Data lines:
^^^^^^^^

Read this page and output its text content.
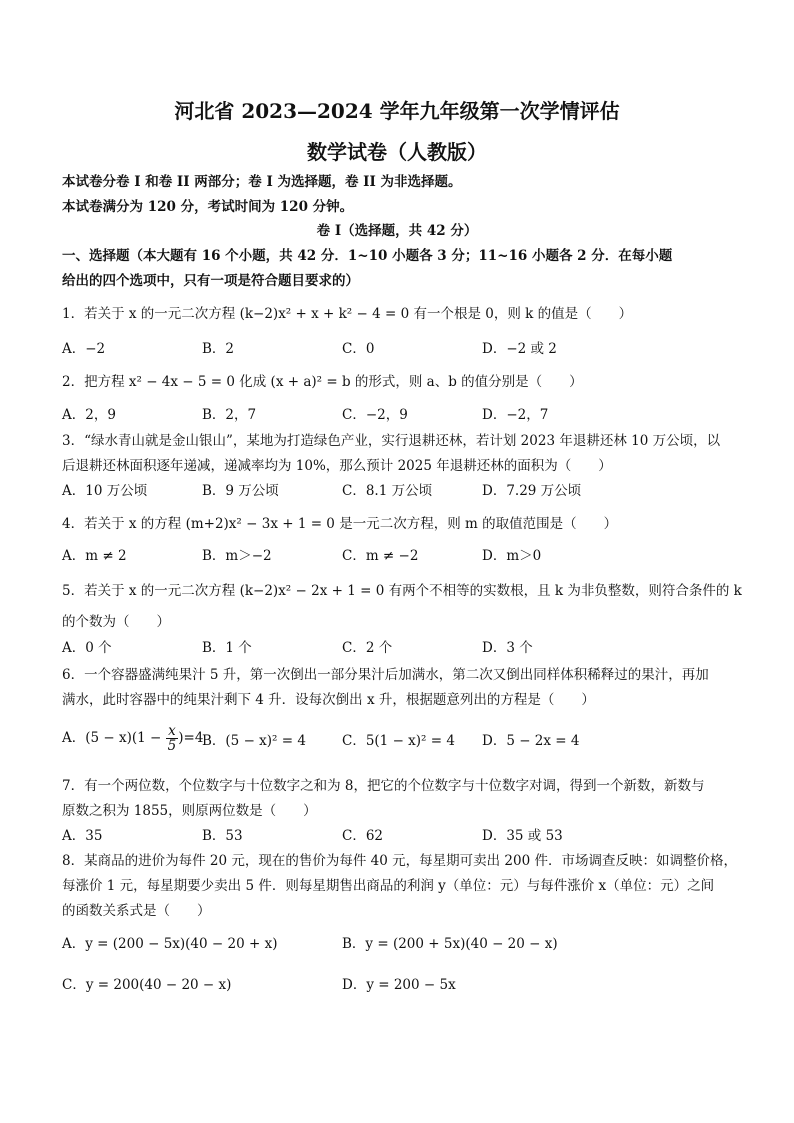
河北省 2023—2024 学年九年级第一次学情评估
数学试卷（人教版）
本试卷分卷 I 和卷 II 两部分；卷 I 为选择题，卷 II 为非选择题。
本试卷满分为 120 分，考试时间为 120 分钟。
卷 I（选择题，共 42 分）
一、选择题（本大题有 16 个小题，共 42 分．1~10 小题各 3 分；11~16 小题各 2 分．在每小题
给出的四个选项中，只有一项是符合题目要求的）
1．若关于 x 的一元二次方程 (k−2)x² + x + k² − 4 = 0 有一个根是 0，则 k 的值是（　　）
A．−2	B．2	C．0	D．−2 或 2
2．把方程 x² − 4x − 5 = 0 化成 (x + a)² = b 的形式，则 a、b 的值分别是（　　）
A．2，9	B．2，7	C．−2，9	D．−2，7
3．“绿水青山就是金山银山”，某地为打造绿色产业，实行退耕还林，若计划 2023 年退耕还林 10 万公顷，以
后退耕还林面积逐年递减，递减率均为 10%，那么预计 2025 年退耕还林的面积为（　　）
A．10 万公顷	B．9 万公顷	C．8.1 万公顷	D．7.29 万公顷
4．若关于 x 的方程 (m+2)x² − 3x + 1 = 0 是一元二次方程，则 m 的取值范围是（　　）
A．m ≠ 2	B．m＞−2	C．m ≠ −2	D．m＞0
5．若关于 x 的一元二次方程 (k−2)x² − 2x + 1 = 0 有两个不相等的实数根，且 k 为非负整数，则符合条件的 k
的个数为（　　）
A．0 个	B．1 个	C．2 个	D．3 个
6．一个容器盛满纯果汁 5 升，第一次倒出一部分果汁后加满水，第二次又倒出同样体积稀释过的果汁，再加
满水，此时容器中的纯果汁剩下 4 升．设每次倒出 x 升，根据题意列出的方程是（　　）
A．$(5 - x)(1 - \frac{x}{5} )=4$
B．(5 − x)² = 4	C．5(1 − x)² = 4 D．5 − 2x = 4
7．有一个两位数，个位数字与十位数字之和为 8，把它的个位数字与十位数字对调，得到一个新数，新数与
原数之积为 1855，则原两位数是（　　）
A．35	B．53	C．62	D．35 或 53
8．某商品的进价为每件 20 元，现在的售价为每件 40 元，每星期可卖出 200 件．市场调查反映：如调整价格，
每涨价 1 元，每星期要少卖出 5 件．则每星期售出商品的利润 y（单位：元）与每件涨价 x（单位：元）之间
的函数关系式是（　　）
A．y = (200 − 5x)(40 − 20 + x)	B．y = (200 + 5x)(40 − 20 − x)
C．y = 200(40 − 20 − x)	D．y = 200 − 5x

^^^^^^^^

Reproduce the data word for word, excluding its pictures.

Output:
Read this page and output its text content.
河北省 2023—2024 学年九年级第一次学情评估
数学试卷（人教版）
本试卷分卷 I 和卷 II 两部分；卷 I 为选择题，卷 II 为非选择题。
本试卷满分为 120 分，考试时间为 120 分钟。
卷 I（选择题，共 42 分）
一、选择题（本大题有 16 个小题，共 42 分．1~10 小题各 3 分；11~16 小题各 2 分．在每小题
给出的四个选项中，只有一项是符合题目要求的）
1．若关于 x 的一元二次方程 (k−2)x² + x + k² − 4 = 0 有一个根是 0，则 k 的值是（　　）
A．−2	B．2	C．0	D．−2 或 2
2．把方程 x² − 4x − 5 = 0 化成 (x + a)² = b 的形式，则 a、b 的值分别是（　　）
A．2，9	B．2，7	C．−2，9	D．−2，7
3．“绿水青山就是金山银山”，某地为打造绿色产业，实行退耕还林，若计划 2023 年退耕还林 10 万公顷，以
后退耕还林面积逐年递减，递减率均为 10%，那么预计 2025 年退耕还林的面积为（　　）
A．10 万公顷	B．9 万公顷	C．8.1 万公顷	D．7.29 万公顷
4．若关于 x 的方程 (m+2)x² − 3x + 1 = 0 是一元二次方程，则 m 的取值范围是（　　）
A．m ≠ 2	B．m＞−2	C．m ≠ −2	D．m＞0
5．若关于 x 的一元二次方程 (k−2)x² − 2x + 1 = 0 有两个不相等的实数根，且 k 为非负整数，则符合条件的 k
的个数为（　　）
A．0 个	B．1 个	C．2 个	D．3 个
6．一个容器盛满纯果汁 5 升，第一次倒出一部分果汁后加满水，第二次又倒出同样体积稀释过的果汁，再加
满水，此时容器中的纯果汁剩下 4 升．设每次倒出 x 升，根据题意列出的方程是（　　）
A．$(5 - x)(1 - \frac{x}{5} )=4$
B．(5 − x)² = 4	C．5(1 − x)² = 4 D．5 − 2x = 4
7．有一个两位数，个位数字与十位数字之和为 8，把它的个位数字与十位数字对调，得到一个新数，新数与
原数之积为 1855，则原两位数是（　　）
A．35	B．53	C．62	D．35 或 53
8．某商品的进价为每件 20 元，现在的售价为每件 40 元，每星期可卖出 200 件．市场调查反映：如调整价格，
每涨价 1 元，每星期要少卖出 5 件．则每星期售出商品的利润 y（单位：元）与每件涨价 x（单位：元）之间
的函数关系式是（　　）
A．y = (200 − 5x)(40 − 20 + x)	B．y = (200 + 5x)(40 − 20 − x)
C．y = 200(40 − 20 − x)	D．y = 200 − 5x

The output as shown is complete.